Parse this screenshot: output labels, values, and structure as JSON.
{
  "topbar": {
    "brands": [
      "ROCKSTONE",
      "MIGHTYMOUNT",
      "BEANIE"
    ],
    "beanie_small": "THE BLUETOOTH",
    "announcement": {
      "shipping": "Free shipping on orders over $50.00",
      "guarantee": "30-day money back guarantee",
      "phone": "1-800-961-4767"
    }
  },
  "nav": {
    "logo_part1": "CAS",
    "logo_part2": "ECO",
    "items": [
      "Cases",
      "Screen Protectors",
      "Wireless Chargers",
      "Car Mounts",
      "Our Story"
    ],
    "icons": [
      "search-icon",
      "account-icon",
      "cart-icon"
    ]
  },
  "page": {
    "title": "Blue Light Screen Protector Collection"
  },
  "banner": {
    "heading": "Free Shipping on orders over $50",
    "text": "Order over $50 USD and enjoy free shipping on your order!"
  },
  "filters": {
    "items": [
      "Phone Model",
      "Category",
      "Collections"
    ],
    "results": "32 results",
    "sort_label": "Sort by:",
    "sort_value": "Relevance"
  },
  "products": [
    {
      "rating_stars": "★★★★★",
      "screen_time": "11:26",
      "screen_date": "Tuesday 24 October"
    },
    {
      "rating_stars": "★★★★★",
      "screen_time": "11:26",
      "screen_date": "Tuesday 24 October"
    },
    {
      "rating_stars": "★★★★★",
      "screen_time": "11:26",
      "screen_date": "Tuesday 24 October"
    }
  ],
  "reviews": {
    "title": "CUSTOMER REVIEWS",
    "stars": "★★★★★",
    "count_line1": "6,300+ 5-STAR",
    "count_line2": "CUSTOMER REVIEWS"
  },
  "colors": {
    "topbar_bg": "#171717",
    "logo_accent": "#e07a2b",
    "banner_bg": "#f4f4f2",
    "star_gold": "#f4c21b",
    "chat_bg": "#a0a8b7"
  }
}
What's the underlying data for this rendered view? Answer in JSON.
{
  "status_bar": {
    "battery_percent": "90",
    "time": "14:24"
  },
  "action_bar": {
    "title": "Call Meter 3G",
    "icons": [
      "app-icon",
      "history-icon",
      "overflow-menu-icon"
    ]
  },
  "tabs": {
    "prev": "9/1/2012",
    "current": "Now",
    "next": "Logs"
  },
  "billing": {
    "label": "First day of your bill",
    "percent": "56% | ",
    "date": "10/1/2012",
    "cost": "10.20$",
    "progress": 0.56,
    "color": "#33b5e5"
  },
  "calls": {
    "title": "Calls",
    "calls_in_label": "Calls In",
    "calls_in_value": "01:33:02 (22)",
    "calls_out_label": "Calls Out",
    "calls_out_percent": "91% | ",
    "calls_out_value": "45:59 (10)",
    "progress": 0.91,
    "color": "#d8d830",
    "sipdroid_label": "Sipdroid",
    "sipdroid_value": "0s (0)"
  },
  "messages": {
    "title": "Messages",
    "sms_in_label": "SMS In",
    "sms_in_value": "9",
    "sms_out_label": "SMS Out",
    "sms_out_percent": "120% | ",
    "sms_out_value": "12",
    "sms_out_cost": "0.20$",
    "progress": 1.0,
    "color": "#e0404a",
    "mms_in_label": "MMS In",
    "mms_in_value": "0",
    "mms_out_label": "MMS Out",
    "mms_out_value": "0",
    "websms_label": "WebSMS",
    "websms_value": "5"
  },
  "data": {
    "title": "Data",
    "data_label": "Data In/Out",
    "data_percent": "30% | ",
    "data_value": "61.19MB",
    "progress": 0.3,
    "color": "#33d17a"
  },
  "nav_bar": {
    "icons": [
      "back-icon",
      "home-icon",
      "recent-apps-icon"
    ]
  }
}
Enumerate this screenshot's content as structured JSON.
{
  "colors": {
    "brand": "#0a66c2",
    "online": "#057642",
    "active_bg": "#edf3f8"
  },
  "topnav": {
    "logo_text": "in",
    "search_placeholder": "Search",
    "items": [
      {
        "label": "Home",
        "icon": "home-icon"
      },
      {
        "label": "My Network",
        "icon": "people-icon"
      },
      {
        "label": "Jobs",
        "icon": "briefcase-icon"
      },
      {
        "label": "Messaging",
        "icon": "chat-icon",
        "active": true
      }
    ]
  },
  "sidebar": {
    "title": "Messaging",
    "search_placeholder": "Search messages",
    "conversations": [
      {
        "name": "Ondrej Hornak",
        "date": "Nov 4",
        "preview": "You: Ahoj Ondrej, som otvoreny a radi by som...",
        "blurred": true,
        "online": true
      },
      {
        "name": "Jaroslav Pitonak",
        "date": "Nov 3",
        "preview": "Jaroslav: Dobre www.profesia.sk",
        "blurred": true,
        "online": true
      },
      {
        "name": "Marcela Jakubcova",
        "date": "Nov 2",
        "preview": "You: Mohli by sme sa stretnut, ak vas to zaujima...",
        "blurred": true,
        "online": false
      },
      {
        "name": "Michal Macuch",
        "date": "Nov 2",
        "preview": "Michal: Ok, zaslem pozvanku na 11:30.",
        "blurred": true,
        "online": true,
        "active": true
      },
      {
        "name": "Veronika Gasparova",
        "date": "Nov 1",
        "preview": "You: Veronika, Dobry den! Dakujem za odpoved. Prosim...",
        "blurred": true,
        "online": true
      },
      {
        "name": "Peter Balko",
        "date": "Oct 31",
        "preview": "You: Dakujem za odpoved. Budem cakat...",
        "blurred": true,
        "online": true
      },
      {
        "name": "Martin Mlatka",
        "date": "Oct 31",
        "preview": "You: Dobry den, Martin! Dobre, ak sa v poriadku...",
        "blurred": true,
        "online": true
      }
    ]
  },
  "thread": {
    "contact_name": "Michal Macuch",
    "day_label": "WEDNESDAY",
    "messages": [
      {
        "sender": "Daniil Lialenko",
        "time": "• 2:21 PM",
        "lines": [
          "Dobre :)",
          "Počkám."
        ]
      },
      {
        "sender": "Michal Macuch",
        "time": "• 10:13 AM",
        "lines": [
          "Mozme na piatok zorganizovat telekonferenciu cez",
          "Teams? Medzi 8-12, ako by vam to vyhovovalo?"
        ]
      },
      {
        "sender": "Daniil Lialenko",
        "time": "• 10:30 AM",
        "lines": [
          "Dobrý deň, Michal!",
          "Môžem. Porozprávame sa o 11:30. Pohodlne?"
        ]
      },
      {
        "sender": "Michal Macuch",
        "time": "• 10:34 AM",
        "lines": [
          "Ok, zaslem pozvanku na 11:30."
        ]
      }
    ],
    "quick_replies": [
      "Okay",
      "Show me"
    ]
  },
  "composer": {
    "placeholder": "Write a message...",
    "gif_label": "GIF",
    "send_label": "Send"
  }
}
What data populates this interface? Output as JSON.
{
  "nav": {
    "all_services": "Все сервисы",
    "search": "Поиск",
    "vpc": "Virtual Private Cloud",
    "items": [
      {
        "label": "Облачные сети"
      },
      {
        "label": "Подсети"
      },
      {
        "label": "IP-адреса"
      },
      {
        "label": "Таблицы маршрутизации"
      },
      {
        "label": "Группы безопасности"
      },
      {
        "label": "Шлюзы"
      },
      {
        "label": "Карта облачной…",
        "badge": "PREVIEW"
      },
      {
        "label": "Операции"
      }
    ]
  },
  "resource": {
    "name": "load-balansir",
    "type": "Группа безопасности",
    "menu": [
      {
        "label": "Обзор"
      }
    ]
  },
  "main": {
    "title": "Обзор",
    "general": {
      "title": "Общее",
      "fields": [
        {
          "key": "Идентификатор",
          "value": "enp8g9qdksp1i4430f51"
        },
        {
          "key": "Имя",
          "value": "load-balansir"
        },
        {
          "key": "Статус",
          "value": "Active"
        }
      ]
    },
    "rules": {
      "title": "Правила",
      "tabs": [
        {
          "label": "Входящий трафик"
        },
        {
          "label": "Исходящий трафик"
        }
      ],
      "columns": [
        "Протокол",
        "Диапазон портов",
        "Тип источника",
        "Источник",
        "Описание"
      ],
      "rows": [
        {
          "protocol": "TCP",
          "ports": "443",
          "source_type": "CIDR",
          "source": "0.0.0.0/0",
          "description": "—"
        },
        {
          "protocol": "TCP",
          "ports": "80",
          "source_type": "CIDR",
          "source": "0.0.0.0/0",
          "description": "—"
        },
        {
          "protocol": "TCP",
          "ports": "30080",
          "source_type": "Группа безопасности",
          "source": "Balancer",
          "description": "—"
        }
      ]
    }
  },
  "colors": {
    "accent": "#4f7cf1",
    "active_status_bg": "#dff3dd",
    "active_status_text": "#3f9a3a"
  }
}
=-=-=-=-=
What is being asked ▸ Look through the entries above and report the number of lines that contain "screenshot". Write only the number.

Task response ▸ 2